:: SELECTED TEXT ::

Medical professionals needed to maintain their authority in the face of intersex activism, and they did so linguistically through a reinvention of the intersex diagnosis. The new DSD terminology constructs "sex" as a scientific phenomenon, and a binary one at that...This places intersexuality neatly into medical turf and safely away from critics of its medicalisation.

Davis's analysis was referenced by a committee of the Senate of Australia in 2013.

In "Out of Bounds? A Critique of the New Policies on Hyperandrogenism in Elite Female Athletes", a collaborative article with Katrina Karkazis, Rebecca Jordan-Young, and Silvia Camporesi, published in 2012 in the American Journal of Bioethics, they argue that a new sex testing policy by the International Association of Athletics Federations will not protect against breaches of privacy, will require athletes to undergo unnecessary treatment in order to compete, and will intensify "gender policing". They recommend that athletes be able to compete in accordance with their legal gender.

In 2013, her article "The Social Costs of Preempting Intersex Traits" was published in the American Journal of Bioethics. She questions the use of Preimplantation Genetic Diagnosis to select against intersex traits, arguing that intersex traits reflect necessary natural diversity; deselection of intersex embryos essentially protects "binary ideologies about sex and its presumed correlation with gender". She describes this as a form of sex eugenics that would "obliterate" an intersex community of individuals leading full and happy lives, a community that forces "society to disentangle sex and gender, and in the process, open up new possibilities for embracing all sorts of human diversity." Further, if de-selection of intersex traits is “morally permissible” due to stigma and poor social outcomes, then "we need to recognize that a major source of the shame and stigma individuals with intersex traits face originates in the medical profession"

=== Selected bibliography ===

====Scholarly works====

- "Contesting Intersex: The Dubious Diagnosi" (2015)
- Davis, Georgiann (2015). "Normalizing Intersex: The Transformative Power of Stories"
- Davis, G. (2015). "Giving sex: Deconstructing Intersex and Trans Medicalization Practices"
- Davis, Georgiann (2014). "The power in a name: diagnostic terminology and diverse experiences"
- Davis, Georgiann (2013). "Intersex Bodies as States of Exception: An Empirical Explanation for Unnecessary Surgical Modification"
- Davis, Georgiann (2013). "White Coats, Black Specialists? Racial Divides in the Medical Profession"
- Davis, Georgiann (2013). "The Social Costs of Preempting Intersex Traits"

:: RECORD EXTRACTS ::
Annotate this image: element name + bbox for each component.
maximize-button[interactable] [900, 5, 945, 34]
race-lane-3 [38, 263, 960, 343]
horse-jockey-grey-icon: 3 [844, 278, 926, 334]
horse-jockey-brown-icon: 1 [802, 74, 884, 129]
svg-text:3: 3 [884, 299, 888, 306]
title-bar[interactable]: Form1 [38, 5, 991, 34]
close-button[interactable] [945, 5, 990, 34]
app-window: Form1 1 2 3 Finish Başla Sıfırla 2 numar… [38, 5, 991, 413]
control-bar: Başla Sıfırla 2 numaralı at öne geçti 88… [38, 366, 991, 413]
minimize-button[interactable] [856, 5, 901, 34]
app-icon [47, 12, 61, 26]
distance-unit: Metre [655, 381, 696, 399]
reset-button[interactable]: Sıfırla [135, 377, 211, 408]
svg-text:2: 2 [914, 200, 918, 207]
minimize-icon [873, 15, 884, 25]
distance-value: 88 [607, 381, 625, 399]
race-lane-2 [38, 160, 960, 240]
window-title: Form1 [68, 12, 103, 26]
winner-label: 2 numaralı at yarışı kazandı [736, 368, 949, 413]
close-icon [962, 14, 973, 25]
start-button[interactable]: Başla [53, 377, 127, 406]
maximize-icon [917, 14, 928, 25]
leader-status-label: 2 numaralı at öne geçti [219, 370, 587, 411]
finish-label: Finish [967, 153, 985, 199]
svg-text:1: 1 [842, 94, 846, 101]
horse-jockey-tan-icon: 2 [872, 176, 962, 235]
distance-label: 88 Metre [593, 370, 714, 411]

:: REQUIREMENT A ::
Condense the paragraph in the text on intersex scholarship beginning "In "Out of Bounds? A Critique" into a brief list, keeping its main facts.
:: REQUIREMENT B ::
Reproduce word for word the passage of the text on intersex scholarship from "Medical professionals needed" to "Australia in 2013.".
:: REQUIREMENT C ::
Proceed with the text on intersex scholarship from the point where it stops.

:: WRITTEN REPLY A ::
- Article: "Out of Bounds? A Critique of the New Policies on Hyperandrogenism in Elite Female Athletes"
- Co-authors: Katrina Karkazis, Rebecca Jordan-Young, and Silvia Camporesi
- Published: 2012, American Journal of Bioethics
- Argument: a new sex testing policy by the International Association of Athletics Federations will not protect against breaches of privacy, will require athletes to undergo unnecessary treatment in order to compete, and will intensify "gender policing"
- Recommendation: athletes should be able to compete in accordance with their legal gender

:: WRITTEN REPLY B ::
Medical professionals needed to maintain their authority in the face of intersex activism, and they did so linguistically through a reinvention of the intersex diagnosis. The new DSD terminology constructs "sex" as a scientific phenomenon, and a binary one at that...This places intersexuality neatly into medical turf and safely away from critics of its medicalisation.

Davis's analysis was referenced by a committee of the Senate of Australia in 2013.

:: WRITTEN REPLY C ::
- Karkazis, Katrina (2012). "Out of Bounds? A Critique of the New Policies on Hyperandrogenism in Elite Female Athletes"
- Davis, Georgiann (2011). "Advances in Medical Sociology"

====Opinion pieces====
- Davis, Georgiann (2016). "Bias Against Intersex Olympics Athletes Is What's Unfair – Not These Athletes' Bodies"
- Davis, Georgiann (2016). "Intersexy Fat"
- Davis, Georgiann (2016). "Five Things You Can Do For Your Intersex Child"
- Davis, Georgiann (2015). "5 Things I Wish You Knew About Intersex People"
- Davis, Georgiann (2015). "What's marriage equality got to do with intersex?"
- Wall, Sean Saifa (2014). "Op-ed: Hey, Fox News, Intersex Is Not A Punchline"
- Davis, Georgiann (2013). "Standing with Susie the Dachshund"
- Davis, Georgiann (2013). "UN Condemns "Normalization" Surgery for Intersexuality"

== Academic interests ==

Davis is an associate professor of sociology at University of New Mexico, where her academic interests include intersex traits, sex and gender, body and embodiment, and the medical profession.

== Advocacy work ==

Davis is a former president of the AIS-DSD Support Group and is presently on the board of interACT.

== Awards and recognition ==

Davis received the 2014 Vaughnie Lindsay New Investigator Award from Southern Illinois University Edwardsville, following her identification "as the most promising new researcher on her campus". She has also received the 2013 Midwest Sociological Society Research Grant. In 2012, she received the Outstanding Thesis Award, University of Illinois at Chicago (UIC). In earlier years she received the 2010 Rue Bucher Memorial Award and the 2010 Brauner Fellowship at UIC. In 2009 she received the Beth B. Hess Scholarship Award from Sociologists for Women in Society.